Input for this task
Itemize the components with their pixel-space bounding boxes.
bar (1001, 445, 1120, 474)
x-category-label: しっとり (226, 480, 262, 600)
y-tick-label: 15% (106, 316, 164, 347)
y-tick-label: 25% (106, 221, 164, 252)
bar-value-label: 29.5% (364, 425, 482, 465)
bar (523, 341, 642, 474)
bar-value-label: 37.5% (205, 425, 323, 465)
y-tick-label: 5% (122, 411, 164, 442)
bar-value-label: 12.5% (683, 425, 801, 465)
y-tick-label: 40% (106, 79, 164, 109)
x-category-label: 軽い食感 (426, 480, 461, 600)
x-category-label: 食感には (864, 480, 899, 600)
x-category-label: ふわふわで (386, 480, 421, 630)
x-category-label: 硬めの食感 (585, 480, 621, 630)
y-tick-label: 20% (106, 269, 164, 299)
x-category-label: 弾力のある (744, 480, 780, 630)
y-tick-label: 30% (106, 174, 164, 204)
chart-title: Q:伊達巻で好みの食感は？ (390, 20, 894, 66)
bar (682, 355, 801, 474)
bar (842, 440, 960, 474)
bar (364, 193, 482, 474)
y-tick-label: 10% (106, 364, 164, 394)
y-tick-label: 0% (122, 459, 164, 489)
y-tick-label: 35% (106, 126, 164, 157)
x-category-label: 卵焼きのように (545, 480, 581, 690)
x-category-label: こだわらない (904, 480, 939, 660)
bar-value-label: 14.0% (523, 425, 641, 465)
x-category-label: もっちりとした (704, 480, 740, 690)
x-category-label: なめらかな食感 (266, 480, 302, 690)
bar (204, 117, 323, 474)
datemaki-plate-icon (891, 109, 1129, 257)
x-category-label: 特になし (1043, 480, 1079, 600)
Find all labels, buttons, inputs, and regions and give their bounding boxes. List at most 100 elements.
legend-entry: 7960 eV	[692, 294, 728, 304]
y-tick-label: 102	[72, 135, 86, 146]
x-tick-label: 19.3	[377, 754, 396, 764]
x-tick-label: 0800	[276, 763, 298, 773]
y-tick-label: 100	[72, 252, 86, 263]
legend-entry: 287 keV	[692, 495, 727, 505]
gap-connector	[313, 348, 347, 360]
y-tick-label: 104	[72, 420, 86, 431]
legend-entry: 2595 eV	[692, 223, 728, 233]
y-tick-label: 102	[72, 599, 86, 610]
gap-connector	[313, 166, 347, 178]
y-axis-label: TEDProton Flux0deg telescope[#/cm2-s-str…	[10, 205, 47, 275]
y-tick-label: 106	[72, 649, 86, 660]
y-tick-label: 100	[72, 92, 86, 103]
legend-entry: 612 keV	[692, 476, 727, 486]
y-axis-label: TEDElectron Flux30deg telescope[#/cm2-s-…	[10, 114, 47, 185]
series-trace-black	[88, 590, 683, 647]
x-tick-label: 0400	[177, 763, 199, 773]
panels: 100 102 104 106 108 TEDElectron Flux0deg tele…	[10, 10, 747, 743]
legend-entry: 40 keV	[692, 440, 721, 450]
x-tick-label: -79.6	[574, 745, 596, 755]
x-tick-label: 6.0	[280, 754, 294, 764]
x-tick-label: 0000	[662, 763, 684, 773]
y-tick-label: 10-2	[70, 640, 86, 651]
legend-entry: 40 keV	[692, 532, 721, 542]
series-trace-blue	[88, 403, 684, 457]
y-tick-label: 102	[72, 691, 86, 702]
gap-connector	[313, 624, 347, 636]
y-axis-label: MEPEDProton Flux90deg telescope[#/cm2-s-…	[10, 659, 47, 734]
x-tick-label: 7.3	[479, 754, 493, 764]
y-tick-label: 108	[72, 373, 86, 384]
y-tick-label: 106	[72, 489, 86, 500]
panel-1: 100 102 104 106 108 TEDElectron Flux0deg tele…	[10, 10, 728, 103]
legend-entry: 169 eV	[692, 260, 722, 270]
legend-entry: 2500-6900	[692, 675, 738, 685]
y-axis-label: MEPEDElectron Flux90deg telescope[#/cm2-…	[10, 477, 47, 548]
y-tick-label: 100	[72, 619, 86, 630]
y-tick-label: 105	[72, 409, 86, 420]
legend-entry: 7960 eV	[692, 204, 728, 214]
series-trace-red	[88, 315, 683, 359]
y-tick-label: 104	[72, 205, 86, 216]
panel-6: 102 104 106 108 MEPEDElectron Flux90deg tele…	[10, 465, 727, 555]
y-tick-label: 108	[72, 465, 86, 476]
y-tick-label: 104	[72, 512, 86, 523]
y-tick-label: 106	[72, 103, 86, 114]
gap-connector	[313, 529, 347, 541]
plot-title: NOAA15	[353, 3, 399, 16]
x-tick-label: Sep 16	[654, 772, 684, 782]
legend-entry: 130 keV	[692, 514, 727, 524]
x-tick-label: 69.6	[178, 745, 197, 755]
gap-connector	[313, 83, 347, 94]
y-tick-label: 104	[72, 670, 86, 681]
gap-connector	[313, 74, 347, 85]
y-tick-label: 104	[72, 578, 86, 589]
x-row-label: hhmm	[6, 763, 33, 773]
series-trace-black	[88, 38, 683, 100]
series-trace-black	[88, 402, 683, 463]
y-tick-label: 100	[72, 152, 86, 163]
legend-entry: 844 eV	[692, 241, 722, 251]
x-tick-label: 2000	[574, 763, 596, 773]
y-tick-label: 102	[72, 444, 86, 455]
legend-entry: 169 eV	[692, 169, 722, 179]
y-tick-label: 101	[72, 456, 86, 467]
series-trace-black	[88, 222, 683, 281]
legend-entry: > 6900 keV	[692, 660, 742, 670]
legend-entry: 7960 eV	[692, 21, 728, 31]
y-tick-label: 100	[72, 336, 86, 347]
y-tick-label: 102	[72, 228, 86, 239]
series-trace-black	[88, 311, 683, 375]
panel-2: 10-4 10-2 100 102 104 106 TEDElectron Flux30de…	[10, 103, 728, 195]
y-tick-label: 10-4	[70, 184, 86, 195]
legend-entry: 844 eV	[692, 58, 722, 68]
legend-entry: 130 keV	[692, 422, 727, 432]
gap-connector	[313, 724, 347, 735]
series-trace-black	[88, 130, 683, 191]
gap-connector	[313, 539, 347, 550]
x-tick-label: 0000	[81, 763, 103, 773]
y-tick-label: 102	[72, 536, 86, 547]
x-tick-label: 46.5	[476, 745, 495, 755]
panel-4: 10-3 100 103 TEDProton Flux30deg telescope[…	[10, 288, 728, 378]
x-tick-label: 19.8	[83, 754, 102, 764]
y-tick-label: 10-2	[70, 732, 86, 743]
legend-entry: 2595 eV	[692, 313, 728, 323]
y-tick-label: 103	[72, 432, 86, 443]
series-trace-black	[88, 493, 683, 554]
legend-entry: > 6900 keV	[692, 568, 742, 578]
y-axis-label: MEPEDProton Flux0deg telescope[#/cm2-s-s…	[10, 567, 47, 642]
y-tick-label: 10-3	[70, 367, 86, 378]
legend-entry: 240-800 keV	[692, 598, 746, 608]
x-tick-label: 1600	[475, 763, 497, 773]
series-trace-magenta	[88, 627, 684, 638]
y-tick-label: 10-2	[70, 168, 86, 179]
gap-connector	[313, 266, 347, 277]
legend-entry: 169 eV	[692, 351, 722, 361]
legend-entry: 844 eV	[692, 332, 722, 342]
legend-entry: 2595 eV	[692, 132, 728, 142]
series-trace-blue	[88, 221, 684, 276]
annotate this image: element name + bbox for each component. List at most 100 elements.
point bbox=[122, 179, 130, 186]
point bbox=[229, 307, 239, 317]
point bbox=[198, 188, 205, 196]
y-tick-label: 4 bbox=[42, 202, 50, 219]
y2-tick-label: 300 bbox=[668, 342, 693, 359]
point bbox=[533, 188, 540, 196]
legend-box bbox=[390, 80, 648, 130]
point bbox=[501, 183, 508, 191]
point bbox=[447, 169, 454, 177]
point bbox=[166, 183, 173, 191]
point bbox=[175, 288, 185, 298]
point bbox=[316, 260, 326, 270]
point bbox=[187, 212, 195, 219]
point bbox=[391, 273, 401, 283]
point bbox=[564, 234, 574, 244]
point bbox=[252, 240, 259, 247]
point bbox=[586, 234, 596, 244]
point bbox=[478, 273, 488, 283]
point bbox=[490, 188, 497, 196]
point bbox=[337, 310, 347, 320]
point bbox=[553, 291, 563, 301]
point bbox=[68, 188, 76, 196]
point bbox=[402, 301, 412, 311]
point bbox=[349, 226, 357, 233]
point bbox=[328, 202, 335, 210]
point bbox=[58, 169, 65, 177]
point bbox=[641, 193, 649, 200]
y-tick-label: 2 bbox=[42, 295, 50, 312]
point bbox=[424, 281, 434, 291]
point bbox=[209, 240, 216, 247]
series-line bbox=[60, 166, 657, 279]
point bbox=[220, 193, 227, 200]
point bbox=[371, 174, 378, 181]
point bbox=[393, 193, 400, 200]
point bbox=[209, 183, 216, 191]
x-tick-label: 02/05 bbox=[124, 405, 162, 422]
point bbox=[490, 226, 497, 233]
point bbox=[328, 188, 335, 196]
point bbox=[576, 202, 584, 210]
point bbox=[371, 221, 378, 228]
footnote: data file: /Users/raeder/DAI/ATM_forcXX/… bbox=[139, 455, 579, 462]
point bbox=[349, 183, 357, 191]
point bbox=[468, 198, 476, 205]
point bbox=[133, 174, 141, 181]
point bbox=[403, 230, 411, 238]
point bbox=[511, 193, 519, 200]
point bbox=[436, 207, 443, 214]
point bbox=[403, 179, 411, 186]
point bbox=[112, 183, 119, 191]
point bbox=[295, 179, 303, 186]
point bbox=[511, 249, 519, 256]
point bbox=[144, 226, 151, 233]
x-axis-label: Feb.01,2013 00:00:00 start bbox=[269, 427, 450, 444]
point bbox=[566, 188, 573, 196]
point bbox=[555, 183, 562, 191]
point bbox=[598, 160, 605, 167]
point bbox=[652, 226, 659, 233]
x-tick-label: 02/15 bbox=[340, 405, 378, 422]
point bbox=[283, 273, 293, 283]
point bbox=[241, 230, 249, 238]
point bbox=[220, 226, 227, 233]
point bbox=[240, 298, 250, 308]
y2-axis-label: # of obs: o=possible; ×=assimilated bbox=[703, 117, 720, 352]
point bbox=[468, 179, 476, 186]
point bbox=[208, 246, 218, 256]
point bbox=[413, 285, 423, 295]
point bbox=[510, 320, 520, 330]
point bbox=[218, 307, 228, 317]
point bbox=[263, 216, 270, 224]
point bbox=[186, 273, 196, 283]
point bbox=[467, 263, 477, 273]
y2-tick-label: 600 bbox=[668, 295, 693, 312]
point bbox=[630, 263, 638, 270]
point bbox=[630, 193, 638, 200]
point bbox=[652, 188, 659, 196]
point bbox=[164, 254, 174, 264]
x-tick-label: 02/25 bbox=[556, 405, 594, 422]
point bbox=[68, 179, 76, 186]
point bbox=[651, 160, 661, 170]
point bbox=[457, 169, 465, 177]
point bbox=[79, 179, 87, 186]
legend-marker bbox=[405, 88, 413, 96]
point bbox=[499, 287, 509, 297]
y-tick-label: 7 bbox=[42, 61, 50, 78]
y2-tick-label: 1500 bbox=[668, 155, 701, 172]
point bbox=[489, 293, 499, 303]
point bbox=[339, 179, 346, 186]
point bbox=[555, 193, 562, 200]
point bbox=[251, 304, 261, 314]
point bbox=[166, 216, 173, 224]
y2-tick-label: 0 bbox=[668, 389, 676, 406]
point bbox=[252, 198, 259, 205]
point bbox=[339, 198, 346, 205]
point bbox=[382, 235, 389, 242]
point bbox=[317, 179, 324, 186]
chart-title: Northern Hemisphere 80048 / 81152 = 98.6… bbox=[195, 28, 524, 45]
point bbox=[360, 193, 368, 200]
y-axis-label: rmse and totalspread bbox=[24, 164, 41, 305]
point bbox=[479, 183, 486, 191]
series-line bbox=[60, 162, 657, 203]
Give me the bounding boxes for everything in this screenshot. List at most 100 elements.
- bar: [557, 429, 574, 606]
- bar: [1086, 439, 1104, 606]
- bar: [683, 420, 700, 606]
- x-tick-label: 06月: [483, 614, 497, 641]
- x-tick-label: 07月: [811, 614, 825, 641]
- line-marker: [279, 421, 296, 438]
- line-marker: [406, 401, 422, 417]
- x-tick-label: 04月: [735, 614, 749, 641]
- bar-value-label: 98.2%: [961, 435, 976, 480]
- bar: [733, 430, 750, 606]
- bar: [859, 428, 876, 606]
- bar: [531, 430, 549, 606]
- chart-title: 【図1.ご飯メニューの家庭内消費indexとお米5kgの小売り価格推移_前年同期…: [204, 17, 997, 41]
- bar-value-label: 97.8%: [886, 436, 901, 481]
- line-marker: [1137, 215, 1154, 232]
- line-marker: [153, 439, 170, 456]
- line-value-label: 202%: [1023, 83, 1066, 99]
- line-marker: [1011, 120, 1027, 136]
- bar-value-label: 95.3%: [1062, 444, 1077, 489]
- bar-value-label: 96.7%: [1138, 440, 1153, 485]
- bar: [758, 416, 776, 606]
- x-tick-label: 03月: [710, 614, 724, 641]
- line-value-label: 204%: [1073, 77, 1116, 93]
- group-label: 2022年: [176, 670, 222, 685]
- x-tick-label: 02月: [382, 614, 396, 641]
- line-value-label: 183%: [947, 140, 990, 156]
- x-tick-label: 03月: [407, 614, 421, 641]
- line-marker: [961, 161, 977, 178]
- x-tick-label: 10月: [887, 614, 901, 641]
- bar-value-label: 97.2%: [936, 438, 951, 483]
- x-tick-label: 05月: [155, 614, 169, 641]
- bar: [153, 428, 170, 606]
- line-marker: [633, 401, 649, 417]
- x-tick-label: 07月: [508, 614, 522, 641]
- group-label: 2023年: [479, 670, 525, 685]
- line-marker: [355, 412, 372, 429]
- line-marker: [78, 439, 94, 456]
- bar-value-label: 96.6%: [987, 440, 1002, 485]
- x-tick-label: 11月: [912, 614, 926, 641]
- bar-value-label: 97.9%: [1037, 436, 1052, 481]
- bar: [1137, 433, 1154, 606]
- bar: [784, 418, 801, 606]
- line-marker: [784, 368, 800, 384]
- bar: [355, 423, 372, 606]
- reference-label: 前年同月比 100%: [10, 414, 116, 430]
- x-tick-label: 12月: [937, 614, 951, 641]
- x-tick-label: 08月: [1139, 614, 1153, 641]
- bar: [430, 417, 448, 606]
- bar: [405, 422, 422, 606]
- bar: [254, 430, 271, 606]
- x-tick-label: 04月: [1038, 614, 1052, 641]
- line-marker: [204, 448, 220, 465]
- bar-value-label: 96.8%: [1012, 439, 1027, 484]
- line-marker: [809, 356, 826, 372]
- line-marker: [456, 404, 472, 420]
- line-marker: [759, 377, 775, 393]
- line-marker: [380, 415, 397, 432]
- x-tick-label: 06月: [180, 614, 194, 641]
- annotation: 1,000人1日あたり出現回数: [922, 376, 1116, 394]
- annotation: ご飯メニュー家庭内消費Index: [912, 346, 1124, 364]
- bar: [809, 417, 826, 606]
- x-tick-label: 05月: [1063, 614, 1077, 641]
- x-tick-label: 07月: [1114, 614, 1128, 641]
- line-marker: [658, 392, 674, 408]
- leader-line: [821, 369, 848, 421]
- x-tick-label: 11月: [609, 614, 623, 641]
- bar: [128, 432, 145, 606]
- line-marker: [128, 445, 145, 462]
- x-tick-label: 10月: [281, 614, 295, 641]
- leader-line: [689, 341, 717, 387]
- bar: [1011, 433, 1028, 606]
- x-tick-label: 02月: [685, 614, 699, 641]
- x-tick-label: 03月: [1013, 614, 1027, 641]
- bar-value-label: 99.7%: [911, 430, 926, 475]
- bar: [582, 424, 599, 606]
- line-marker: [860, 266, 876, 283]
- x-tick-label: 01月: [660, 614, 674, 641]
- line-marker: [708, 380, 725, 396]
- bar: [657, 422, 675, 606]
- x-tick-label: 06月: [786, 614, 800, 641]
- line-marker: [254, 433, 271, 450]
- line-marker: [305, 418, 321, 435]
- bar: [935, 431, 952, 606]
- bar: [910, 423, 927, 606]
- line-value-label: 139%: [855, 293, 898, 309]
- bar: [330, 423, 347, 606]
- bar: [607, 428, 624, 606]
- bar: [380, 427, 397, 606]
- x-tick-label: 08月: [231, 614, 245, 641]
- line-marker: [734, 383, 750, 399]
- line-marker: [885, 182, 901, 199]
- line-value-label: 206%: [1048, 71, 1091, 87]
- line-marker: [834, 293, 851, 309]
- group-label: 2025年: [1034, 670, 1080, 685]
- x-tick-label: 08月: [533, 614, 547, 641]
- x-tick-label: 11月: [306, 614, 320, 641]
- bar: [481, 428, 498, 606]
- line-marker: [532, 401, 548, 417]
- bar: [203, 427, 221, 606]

Exercise instructions
Copy the material above verbatim, starting with its first line and going on through the line with "763, 298, 773]".

Problem solution
Itemize the components with their pixel-space bounding boxes.
bar (1001, 445, 1120, 474)
x-category-label: しっとり (226, 480, 262, 600)
y-tick-label: 15% (106, 316, 164, 347)
y-tick-label: 25% (106, 221, 164, 252)
bar-value-label: 29.5% (364, 425, 482, 465)
bar (523, 341, 642, 474)
bar-value-label: 37.5% (205, 425, 323, 465)
y-tick-label: 5% (122, 411, 164, 442)
bar-value-label: 12.5% (683, 425, 801, 465)
y-tick-label: 40% (106, 79, 164, 109)
x-category-label: 軽い食感 (426, 480, 461, 600)
x-category-label: 食感には (864, 480, 899, 600)
x-category-label: ふわふわで (386, 480, 421, 630)
x-category-label: 硬めの食感 (585, 480, 621, 630)
y-tick-label: 20% (106, 269, 164, 299)
x-category-label: 弾力のある (744, 480, 780, 630)
y-tick-label: 30% (106, 174, 164, 204)
chart-title: Q:伊達巻で好みの食感は？ (390, 20, 894, 66)
bar (682, 355, 801, 474)
bar (842, 440, 960, 474)
bar (364, 193, 482, 474)
y-tick-label: 10% (106, 364, 164, 394)
y-tick-label: 0% (122, 459, 164, 489)
y-tick-label: 35% (106, 126, 164, 157)
x-category-label: 卵焼きのように (545, 480, 581, 690)
x-category-label: こだわらない (904, 480, 939, 660)
bar-value-label: 14.0% (523, 425, 641, 465)
x-category-label: もっちりとした (704, 480, 740, 690)
x-category-label: なめらかな食感 (266, 480, 302, 690)
bar (204, 117, 323, 474)
datemaki-plate-icon (891, 109, 1129, 257)
x-category-label: 特になし (1043, 480, 1079, 600)
Find all labels, buttons, inputs, and regions and give their bounding boxes. List at most 100 elements.
legend-entry: 7960 eV	[692, 294, 728, 304]
y-tick-label: 102	[72, 135, 86, 146]
x-tick-label: 19.3	[377, 754, 396, 764]
x-tick-label: 0800	[276, 763, 298, 773]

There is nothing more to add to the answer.